### Work instructions
For every line in the data below that contains "Director", copy the line.

---------------

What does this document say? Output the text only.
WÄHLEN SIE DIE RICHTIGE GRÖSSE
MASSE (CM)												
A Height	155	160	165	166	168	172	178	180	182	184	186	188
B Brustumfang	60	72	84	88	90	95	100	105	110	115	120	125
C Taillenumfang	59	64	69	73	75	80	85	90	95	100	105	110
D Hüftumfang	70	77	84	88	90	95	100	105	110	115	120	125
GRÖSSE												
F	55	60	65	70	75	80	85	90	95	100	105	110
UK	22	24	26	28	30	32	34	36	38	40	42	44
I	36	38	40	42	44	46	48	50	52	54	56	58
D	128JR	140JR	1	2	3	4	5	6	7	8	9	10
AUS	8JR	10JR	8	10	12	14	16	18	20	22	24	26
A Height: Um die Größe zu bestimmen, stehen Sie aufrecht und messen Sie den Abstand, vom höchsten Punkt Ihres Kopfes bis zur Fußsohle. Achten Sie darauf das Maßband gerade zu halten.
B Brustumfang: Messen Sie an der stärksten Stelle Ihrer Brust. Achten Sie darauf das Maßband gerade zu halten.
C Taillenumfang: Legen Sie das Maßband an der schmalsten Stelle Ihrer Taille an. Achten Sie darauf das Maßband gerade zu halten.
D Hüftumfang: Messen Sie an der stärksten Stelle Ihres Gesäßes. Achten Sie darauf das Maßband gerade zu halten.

---------------

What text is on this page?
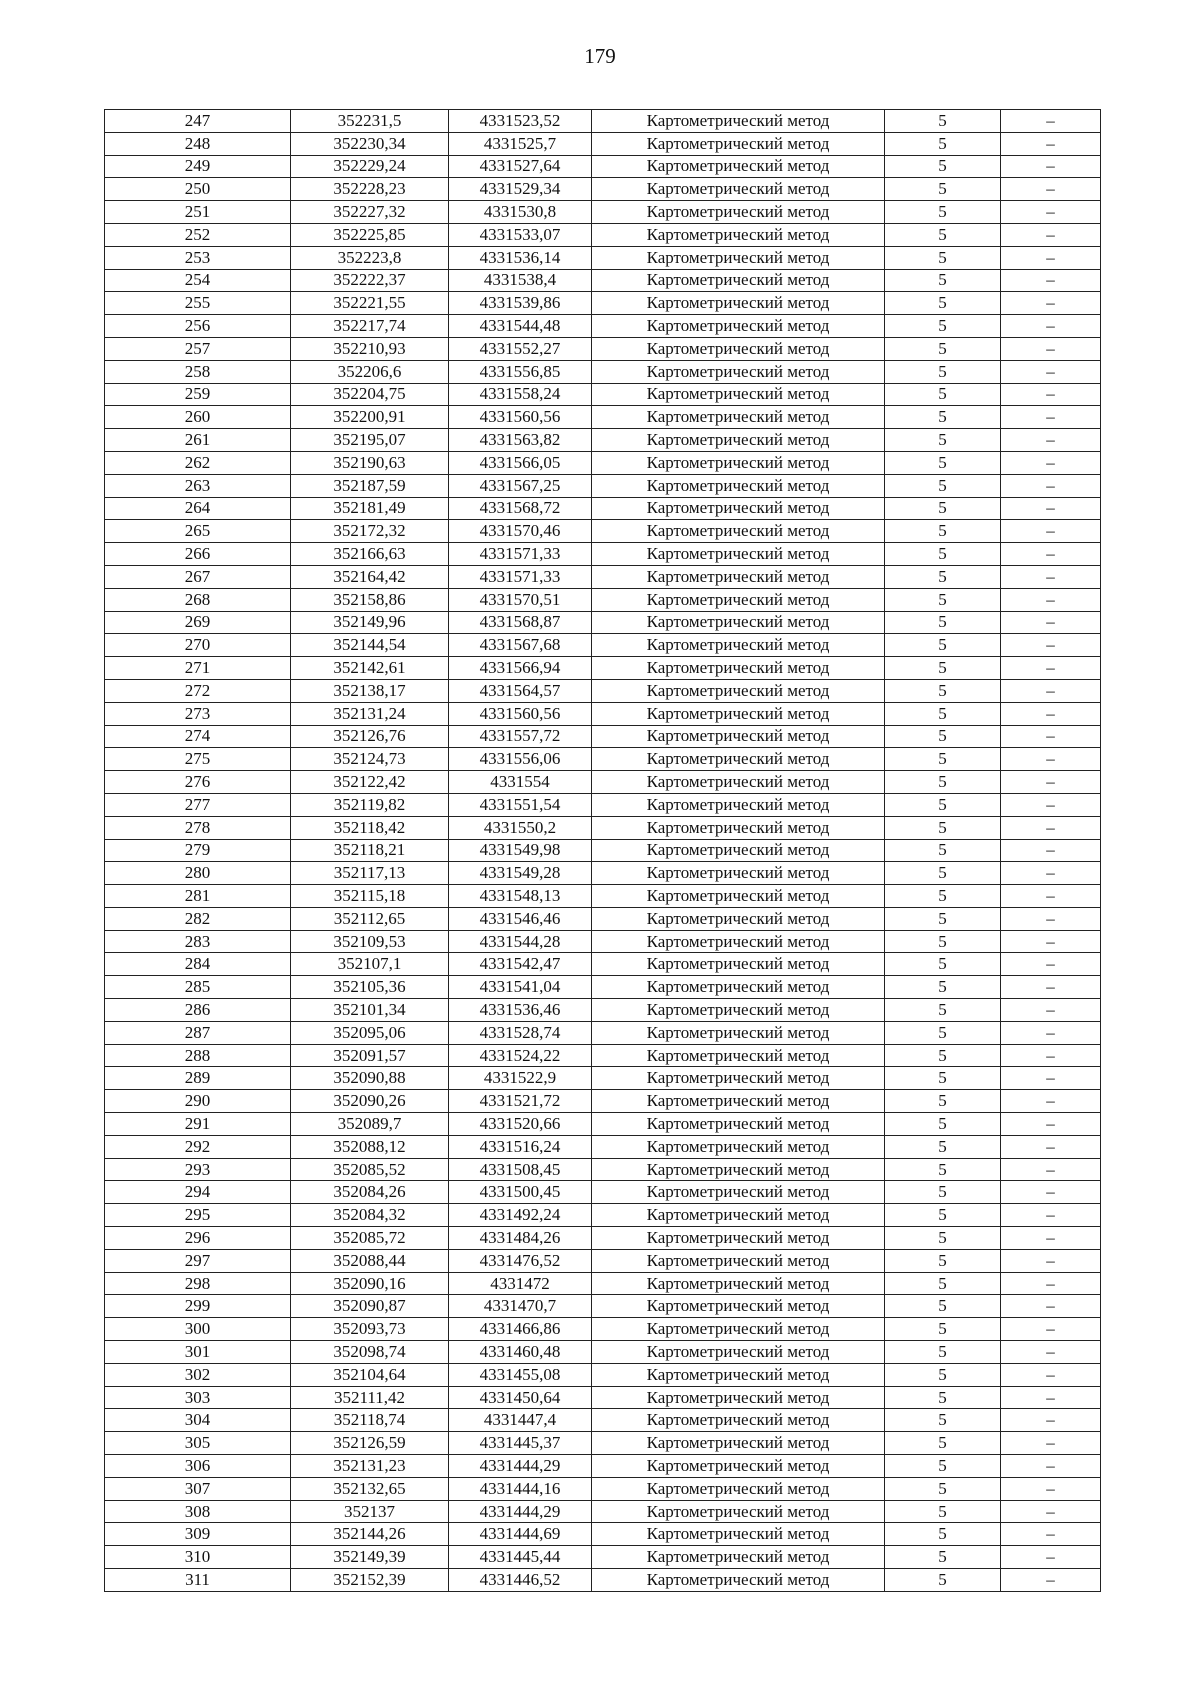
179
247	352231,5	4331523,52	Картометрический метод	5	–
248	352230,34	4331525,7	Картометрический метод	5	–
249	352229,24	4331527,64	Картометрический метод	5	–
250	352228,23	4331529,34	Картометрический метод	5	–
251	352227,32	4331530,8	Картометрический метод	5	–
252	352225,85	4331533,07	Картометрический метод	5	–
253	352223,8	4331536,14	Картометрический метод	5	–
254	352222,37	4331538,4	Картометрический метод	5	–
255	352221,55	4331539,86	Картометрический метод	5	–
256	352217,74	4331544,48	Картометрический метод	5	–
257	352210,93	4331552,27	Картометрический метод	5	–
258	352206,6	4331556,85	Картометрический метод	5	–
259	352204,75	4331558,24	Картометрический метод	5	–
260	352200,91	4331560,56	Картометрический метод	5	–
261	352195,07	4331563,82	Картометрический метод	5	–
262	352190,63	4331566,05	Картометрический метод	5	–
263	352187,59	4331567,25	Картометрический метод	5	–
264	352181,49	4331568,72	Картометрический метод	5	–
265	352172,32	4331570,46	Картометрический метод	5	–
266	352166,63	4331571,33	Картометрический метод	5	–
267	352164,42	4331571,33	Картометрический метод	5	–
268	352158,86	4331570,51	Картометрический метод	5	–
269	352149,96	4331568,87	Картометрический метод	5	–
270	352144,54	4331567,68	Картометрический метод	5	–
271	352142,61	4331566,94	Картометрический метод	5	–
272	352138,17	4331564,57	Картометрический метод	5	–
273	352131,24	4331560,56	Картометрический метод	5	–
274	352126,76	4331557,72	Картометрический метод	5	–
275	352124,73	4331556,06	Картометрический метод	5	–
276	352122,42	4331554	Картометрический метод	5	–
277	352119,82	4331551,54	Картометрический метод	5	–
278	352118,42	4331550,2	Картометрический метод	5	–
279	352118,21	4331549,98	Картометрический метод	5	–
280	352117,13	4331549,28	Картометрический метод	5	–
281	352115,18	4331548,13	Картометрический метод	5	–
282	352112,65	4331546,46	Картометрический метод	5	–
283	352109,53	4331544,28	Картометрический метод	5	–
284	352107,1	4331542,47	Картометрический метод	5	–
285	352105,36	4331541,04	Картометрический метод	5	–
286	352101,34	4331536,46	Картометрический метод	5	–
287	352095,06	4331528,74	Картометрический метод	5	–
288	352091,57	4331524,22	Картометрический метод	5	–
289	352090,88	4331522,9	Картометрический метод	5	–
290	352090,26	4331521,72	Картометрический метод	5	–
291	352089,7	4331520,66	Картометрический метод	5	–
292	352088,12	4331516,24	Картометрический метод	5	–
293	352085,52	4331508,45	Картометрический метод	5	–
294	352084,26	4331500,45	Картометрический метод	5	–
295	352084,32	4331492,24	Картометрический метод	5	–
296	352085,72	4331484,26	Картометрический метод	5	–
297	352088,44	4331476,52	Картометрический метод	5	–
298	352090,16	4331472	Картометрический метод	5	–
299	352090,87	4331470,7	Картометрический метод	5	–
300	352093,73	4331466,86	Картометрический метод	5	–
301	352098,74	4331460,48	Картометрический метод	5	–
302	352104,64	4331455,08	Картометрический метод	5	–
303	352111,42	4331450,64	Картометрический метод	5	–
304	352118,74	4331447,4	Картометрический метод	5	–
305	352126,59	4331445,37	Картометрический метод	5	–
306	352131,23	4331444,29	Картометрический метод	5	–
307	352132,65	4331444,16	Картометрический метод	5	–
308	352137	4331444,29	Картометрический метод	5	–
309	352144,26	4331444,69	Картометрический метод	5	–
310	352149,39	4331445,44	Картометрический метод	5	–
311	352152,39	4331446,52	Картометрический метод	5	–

---------------

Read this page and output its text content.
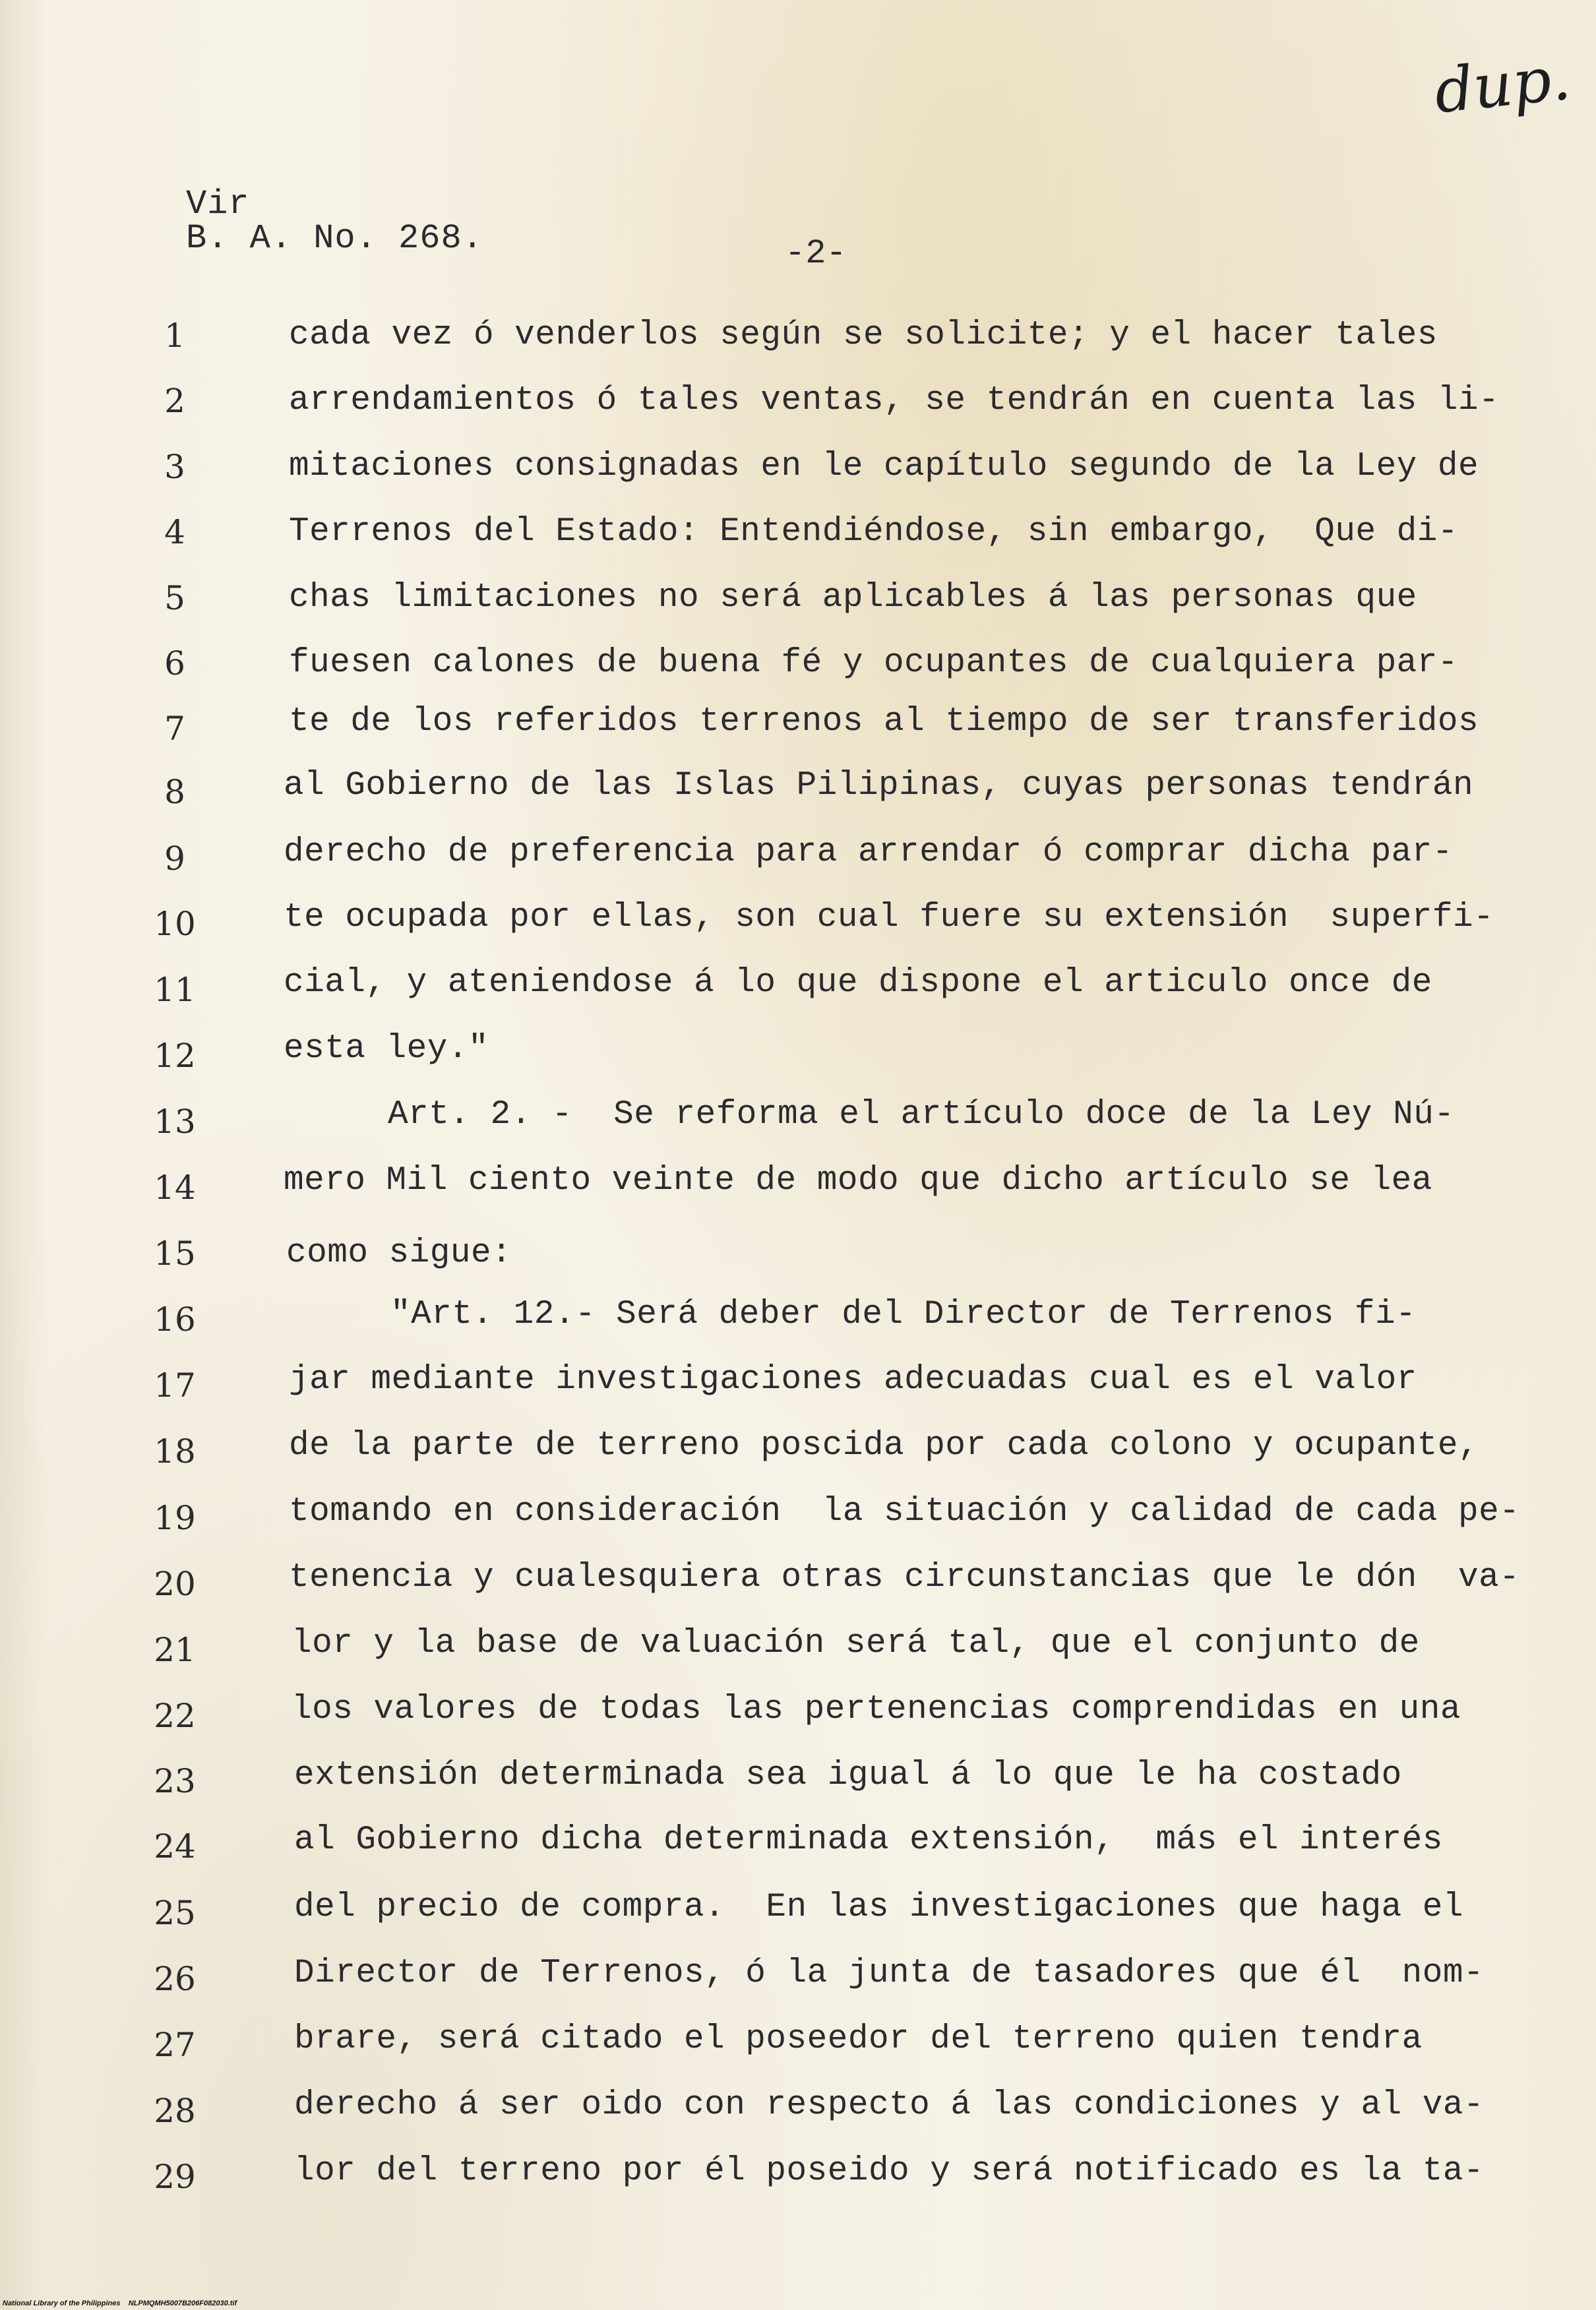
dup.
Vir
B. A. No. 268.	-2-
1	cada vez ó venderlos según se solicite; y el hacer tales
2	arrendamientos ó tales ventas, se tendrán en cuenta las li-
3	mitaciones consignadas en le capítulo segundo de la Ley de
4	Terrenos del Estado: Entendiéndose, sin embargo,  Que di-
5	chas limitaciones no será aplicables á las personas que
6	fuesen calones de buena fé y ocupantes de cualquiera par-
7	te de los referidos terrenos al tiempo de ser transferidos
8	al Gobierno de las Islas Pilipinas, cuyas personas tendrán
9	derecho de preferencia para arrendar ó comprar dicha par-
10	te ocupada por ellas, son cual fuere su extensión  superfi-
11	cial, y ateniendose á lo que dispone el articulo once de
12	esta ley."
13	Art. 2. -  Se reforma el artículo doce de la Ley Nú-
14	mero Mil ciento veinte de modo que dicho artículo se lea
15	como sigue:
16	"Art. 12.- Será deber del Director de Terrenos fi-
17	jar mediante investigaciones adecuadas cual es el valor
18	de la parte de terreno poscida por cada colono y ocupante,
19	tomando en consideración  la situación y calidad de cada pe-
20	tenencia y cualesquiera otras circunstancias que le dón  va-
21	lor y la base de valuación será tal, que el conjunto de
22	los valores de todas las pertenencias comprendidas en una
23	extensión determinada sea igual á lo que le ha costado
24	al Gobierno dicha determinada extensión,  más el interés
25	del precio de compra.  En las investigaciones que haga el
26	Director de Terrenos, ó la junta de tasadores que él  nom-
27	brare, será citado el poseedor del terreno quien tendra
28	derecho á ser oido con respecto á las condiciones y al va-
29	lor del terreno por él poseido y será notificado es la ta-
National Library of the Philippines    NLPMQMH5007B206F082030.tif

---------------

### Reply to the exercise
16	"Art. 12.- Será deber del Director de Terrenos fi-
26	Director de Terrenos, ó la junta de tasadores que él  nom-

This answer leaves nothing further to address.